(Dataset entries)
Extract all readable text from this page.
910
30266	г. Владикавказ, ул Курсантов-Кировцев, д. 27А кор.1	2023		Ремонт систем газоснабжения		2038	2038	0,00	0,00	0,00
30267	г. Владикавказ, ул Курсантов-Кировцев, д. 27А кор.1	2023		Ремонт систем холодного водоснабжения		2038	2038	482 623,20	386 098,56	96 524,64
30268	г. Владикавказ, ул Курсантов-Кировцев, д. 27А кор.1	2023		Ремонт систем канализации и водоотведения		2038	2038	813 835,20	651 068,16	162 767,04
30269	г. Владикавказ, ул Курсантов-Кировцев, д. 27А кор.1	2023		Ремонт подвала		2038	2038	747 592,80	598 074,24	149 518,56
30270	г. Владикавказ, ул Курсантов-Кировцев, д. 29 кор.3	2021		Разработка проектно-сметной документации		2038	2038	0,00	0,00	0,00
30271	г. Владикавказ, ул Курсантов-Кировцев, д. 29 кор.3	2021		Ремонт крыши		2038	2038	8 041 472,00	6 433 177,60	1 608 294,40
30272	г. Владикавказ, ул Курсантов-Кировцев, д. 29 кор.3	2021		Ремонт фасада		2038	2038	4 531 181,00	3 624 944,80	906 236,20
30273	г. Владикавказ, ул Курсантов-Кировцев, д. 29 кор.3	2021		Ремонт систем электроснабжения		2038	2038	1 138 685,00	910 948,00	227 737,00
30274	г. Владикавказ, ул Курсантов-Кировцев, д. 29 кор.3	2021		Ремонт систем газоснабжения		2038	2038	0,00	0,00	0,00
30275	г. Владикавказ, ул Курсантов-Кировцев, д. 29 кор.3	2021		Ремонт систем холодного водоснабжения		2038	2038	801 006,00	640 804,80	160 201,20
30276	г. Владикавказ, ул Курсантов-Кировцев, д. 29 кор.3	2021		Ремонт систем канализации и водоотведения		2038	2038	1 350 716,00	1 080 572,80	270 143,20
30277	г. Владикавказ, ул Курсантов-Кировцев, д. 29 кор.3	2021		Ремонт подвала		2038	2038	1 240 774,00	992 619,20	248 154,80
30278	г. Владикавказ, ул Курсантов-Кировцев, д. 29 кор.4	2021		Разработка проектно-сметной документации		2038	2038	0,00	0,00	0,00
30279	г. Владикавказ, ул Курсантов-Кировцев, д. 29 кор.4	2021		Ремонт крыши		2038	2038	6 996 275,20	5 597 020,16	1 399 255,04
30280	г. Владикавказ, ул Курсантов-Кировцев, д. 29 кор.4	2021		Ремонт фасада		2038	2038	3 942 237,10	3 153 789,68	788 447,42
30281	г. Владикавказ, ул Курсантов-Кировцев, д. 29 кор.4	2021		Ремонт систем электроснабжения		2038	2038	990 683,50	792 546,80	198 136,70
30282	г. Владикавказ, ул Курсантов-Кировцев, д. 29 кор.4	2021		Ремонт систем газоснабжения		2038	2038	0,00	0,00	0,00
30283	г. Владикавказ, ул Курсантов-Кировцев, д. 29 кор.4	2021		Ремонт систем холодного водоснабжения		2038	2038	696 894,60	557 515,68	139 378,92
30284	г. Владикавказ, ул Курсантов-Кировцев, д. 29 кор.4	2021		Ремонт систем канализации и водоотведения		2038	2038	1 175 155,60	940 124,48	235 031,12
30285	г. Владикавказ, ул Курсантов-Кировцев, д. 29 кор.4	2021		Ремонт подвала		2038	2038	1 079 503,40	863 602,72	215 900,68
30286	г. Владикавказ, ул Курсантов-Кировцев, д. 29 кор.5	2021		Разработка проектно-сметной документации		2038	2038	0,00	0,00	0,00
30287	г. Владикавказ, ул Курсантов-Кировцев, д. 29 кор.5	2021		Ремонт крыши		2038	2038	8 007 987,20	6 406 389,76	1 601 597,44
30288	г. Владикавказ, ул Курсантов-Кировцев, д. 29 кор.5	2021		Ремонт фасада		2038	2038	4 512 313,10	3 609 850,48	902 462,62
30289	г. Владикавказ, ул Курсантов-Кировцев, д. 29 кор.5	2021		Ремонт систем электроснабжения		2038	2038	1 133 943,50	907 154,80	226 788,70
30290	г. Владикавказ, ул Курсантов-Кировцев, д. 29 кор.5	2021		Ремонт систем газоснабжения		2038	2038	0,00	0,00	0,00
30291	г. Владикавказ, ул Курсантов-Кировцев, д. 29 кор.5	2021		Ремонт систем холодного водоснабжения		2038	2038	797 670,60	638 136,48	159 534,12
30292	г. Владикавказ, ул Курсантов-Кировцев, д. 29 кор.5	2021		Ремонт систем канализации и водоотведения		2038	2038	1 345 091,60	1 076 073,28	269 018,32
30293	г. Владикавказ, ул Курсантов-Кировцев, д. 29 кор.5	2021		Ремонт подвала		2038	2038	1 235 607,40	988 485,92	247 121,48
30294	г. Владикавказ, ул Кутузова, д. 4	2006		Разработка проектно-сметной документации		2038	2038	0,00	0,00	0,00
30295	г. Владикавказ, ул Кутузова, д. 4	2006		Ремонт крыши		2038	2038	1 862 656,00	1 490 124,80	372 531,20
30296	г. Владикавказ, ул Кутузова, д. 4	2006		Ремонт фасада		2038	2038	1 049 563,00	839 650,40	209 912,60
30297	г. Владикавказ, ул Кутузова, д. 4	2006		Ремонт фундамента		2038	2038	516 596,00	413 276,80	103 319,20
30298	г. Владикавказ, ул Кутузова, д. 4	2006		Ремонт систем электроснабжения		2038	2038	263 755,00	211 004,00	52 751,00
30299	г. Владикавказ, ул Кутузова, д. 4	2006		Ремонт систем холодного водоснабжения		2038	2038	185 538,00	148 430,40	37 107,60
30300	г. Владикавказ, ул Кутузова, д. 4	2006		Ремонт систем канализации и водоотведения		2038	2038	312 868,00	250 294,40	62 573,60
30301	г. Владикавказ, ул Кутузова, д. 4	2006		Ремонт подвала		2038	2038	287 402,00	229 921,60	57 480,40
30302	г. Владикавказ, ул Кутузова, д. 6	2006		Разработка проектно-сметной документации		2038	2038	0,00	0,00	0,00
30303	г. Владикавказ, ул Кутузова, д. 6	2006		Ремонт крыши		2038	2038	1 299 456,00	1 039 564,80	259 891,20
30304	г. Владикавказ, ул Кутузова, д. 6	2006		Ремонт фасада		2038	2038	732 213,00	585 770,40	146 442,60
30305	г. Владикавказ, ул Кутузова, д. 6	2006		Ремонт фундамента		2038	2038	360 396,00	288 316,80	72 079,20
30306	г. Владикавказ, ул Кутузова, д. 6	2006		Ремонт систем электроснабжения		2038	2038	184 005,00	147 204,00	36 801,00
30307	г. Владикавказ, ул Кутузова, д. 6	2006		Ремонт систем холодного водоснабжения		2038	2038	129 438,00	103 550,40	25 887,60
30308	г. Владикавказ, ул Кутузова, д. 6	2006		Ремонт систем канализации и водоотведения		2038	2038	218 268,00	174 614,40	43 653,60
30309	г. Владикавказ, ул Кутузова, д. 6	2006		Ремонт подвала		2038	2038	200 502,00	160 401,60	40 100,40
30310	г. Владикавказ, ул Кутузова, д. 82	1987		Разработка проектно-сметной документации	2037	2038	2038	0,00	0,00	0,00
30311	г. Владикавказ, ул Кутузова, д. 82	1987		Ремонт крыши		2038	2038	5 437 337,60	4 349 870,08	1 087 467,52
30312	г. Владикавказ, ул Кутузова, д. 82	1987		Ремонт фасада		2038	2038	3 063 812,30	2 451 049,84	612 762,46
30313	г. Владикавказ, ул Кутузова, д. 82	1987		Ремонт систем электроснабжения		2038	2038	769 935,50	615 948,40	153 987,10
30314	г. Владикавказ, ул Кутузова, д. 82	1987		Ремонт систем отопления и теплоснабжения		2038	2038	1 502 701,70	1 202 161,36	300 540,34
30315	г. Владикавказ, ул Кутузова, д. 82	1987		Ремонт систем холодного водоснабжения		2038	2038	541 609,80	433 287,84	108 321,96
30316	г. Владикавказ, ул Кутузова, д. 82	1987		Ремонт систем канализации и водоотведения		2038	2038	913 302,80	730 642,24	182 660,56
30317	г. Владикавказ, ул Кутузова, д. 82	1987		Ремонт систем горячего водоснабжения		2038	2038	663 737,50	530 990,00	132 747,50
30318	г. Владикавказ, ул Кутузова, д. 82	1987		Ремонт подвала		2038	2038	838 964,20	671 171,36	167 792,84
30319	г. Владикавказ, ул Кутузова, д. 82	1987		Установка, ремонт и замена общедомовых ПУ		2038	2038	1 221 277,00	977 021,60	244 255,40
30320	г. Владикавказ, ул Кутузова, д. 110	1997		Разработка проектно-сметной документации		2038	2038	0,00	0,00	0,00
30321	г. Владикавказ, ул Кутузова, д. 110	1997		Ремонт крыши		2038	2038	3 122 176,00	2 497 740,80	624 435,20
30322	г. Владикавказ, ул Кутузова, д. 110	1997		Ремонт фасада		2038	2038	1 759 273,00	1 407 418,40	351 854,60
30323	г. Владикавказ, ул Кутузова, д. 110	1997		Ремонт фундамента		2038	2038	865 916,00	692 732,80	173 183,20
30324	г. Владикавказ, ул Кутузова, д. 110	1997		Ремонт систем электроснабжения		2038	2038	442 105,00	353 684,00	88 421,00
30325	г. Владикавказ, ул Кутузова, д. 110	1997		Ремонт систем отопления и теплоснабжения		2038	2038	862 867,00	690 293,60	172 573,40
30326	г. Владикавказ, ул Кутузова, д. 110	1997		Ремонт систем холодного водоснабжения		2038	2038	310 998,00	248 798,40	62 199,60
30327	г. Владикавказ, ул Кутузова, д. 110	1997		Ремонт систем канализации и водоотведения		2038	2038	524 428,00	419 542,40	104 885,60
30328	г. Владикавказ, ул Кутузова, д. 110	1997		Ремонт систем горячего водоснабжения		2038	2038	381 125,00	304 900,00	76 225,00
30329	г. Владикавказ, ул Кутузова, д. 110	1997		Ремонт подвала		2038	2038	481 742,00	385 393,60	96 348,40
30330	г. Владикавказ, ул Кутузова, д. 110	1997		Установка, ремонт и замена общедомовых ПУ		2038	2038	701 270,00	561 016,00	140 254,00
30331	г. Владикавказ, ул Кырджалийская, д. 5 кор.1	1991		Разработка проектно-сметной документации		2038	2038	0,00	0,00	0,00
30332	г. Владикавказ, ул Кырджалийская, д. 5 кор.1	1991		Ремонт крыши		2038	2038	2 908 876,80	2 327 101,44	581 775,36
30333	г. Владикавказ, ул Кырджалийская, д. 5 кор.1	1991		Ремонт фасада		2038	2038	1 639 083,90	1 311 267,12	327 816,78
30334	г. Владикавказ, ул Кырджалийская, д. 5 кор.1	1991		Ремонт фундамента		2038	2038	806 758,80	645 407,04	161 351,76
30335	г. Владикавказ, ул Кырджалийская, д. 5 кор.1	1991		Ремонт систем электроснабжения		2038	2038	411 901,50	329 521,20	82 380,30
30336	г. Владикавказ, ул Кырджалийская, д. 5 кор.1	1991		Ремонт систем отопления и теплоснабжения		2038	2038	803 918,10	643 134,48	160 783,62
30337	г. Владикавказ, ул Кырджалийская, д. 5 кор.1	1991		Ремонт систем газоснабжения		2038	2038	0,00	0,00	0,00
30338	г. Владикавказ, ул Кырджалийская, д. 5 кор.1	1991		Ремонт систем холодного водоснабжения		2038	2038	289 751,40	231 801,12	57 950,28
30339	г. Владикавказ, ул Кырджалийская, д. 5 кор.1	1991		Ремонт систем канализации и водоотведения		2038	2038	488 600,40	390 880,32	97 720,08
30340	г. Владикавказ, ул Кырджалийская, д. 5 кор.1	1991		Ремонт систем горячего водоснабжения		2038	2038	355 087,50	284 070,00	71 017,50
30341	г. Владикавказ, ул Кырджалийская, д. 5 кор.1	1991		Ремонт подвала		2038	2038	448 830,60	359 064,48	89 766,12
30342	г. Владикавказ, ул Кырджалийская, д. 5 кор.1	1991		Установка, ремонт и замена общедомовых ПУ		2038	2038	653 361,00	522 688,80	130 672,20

■ **REQUIREMENT**
Lines of the material that contain the word "замена" are to be gathered.

■ **REPLY**
30319	г. Владикавказ, ул Кутузова, д. 82	1987		Установка, ремонт и замена общедомовых ПУ		2038	2038	1 221 277,00	977 021,60	244 255,40
30330	г. Владикавказ, ул Кутузова, д. 110	1997		Установка, ремонт и замена общедомовых ПУ		2038	2038	701 270,00	561 016,00	140 254,00
30342	г. Владикавказ, ул Кырджалийская, д. 5 кор.1	1991		Установка, ремонт и замена общедомовых ПУ		2038	2038	653 361,00	522 688,80	130 672,20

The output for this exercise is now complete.